## BEGIN RECORDS PROVIDED

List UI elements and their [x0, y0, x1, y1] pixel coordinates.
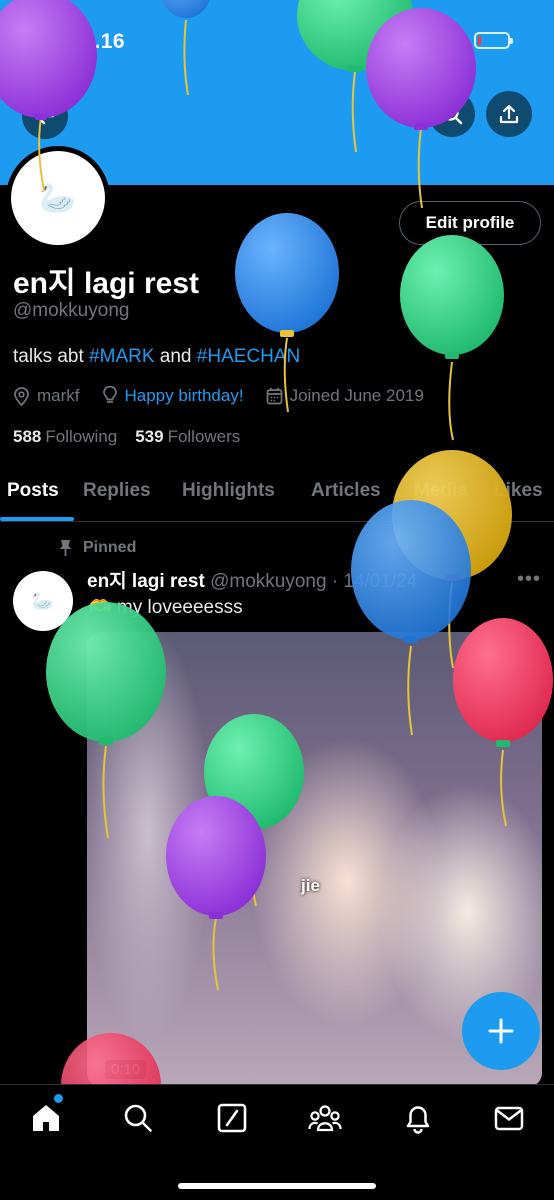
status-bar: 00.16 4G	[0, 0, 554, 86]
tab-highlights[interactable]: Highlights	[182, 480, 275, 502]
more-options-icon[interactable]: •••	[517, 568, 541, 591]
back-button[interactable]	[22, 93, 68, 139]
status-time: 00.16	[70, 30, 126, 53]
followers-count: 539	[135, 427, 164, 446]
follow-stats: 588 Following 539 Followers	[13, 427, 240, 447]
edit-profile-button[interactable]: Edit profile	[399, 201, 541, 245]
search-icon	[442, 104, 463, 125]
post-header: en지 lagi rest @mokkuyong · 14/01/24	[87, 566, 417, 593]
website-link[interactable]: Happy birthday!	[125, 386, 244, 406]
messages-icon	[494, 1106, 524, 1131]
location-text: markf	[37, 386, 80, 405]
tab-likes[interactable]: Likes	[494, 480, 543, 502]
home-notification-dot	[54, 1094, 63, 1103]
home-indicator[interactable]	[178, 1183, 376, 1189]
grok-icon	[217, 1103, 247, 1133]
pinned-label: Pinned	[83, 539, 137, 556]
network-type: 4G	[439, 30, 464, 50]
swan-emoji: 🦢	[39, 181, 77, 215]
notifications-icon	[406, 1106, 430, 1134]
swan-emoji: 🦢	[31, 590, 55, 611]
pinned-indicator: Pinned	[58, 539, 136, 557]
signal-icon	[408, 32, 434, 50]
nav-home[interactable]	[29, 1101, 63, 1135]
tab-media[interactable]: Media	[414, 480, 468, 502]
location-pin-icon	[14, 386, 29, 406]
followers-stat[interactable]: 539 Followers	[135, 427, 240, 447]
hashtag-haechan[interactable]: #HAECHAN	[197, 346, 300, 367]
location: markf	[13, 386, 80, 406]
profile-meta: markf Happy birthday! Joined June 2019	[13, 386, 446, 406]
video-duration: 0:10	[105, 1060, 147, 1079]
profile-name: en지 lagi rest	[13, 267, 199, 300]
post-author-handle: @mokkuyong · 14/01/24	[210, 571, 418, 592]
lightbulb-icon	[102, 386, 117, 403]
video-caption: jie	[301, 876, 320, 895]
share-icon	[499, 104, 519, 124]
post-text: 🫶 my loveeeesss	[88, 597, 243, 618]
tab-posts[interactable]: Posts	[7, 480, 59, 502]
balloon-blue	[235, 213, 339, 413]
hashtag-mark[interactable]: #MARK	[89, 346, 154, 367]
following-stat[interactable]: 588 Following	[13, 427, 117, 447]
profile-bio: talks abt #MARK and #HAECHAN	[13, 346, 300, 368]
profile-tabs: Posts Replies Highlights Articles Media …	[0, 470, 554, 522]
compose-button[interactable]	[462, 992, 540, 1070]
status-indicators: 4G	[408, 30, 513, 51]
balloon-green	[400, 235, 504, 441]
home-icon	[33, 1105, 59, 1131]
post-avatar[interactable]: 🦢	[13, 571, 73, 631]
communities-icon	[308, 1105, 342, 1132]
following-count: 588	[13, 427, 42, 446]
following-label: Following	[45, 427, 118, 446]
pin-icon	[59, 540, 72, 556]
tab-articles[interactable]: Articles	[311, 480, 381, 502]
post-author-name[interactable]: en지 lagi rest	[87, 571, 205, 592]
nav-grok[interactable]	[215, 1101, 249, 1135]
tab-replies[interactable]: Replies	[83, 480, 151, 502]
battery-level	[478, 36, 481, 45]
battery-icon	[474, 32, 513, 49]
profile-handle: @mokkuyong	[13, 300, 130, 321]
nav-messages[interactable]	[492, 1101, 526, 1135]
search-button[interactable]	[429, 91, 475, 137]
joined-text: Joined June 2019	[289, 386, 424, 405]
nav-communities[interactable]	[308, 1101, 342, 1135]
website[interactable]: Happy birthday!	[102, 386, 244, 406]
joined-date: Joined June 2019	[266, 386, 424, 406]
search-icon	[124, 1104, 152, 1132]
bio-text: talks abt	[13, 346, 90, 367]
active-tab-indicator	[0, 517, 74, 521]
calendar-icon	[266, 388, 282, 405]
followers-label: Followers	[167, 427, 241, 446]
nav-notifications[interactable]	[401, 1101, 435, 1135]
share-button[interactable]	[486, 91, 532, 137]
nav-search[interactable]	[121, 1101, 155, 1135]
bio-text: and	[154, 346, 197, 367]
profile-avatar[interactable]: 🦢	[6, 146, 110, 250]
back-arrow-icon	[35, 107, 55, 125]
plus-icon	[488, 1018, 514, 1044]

## END RECORDS PROVIDED
## BEGIN RECORDS PROVIDED

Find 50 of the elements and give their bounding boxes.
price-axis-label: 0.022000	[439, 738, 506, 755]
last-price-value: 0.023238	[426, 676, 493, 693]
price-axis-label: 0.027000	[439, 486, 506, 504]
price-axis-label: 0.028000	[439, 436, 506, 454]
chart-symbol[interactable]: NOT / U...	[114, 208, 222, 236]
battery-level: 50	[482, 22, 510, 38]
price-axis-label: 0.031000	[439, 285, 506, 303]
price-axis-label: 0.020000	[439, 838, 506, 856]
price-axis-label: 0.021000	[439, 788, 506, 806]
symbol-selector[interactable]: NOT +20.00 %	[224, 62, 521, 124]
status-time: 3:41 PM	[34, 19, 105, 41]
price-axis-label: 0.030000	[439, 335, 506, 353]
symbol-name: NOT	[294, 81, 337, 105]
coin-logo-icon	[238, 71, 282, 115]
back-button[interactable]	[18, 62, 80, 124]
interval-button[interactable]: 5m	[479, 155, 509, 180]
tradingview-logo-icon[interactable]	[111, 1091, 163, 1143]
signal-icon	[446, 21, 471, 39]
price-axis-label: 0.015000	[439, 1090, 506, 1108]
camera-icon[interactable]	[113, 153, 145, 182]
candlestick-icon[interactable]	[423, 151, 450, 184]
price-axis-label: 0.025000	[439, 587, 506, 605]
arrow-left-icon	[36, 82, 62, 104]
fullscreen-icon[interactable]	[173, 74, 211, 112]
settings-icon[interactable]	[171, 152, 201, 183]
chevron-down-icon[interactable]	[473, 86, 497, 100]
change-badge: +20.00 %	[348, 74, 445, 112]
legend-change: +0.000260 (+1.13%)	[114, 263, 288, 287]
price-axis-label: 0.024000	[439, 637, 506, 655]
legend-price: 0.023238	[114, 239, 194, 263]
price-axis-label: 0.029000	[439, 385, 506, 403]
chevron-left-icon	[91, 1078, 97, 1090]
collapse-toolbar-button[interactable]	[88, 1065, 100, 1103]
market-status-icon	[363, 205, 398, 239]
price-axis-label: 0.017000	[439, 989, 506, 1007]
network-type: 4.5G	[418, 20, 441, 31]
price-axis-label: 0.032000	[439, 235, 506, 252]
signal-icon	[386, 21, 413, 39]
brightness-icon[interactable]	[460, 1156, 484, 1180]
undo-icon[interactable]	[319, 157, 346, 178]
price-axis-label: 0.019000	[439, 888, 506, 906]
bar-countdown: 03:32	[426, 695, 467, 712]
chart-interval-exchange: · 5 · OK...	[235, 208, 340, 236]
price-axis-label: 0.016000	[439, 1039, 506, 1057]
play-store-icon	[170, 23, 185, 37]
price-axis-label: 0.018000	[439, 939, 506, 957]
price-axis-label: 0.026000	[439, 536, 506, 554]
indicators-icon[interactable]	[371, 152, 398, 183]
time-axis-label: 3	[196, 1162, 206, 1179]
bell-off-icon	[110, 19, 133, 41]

## END RECORDS PROVIDED

EXERCISE INSTRUCTIONS: Copy the lines above without any change, starting at the line that contains "Find 50 of the" and ending at the line that contains "21, 471, 39]", with both of those lines included.

FULL RESPONSE:
Find 50 of the elements and give their bounding boxes.
price-axis-label: 0.022000	[439, 738, 506, 755]
last-price-value: 0.023238	[426, 676, 493, 693]
price-axis-label: 0.027000	[439, 486, 506, 504]
price-axis-label: 0.028000	[439, 436, 506, 454]
chart-symbol[interactable]: NOT / U...	[114, 208, 222, 236]
battery-level: 50	[482, 22, 510, 38]
price-axis-label: 0.031000	[439, 285, 506, 303]
price-axis-label: 0.020000	[439, 838, 506, 856]
price-axis-label: 0.021000	[439, 788, 506, 806]
symbol-selector[interactable]: NOT +20.00 %	[224, 62, 521, 124]
status-time: 3:41 PM	[34, 19, 105, 41]
price-axis-label: 0.030000	[439, 335, 506, 353]
symbol-name: NOT	[294, 81, 337, 105]
coin-logo-icon	[238, 71, 282, 115]
back-button[interactable]	[18, 62, 80, 124]
interval-button[interactable]: 5m	[479, 155, 509, 180]
tradingview-logo-icon[interactable]	[111, 1091, 163, 1143]
signal-icon	[446, 21, 471, 39]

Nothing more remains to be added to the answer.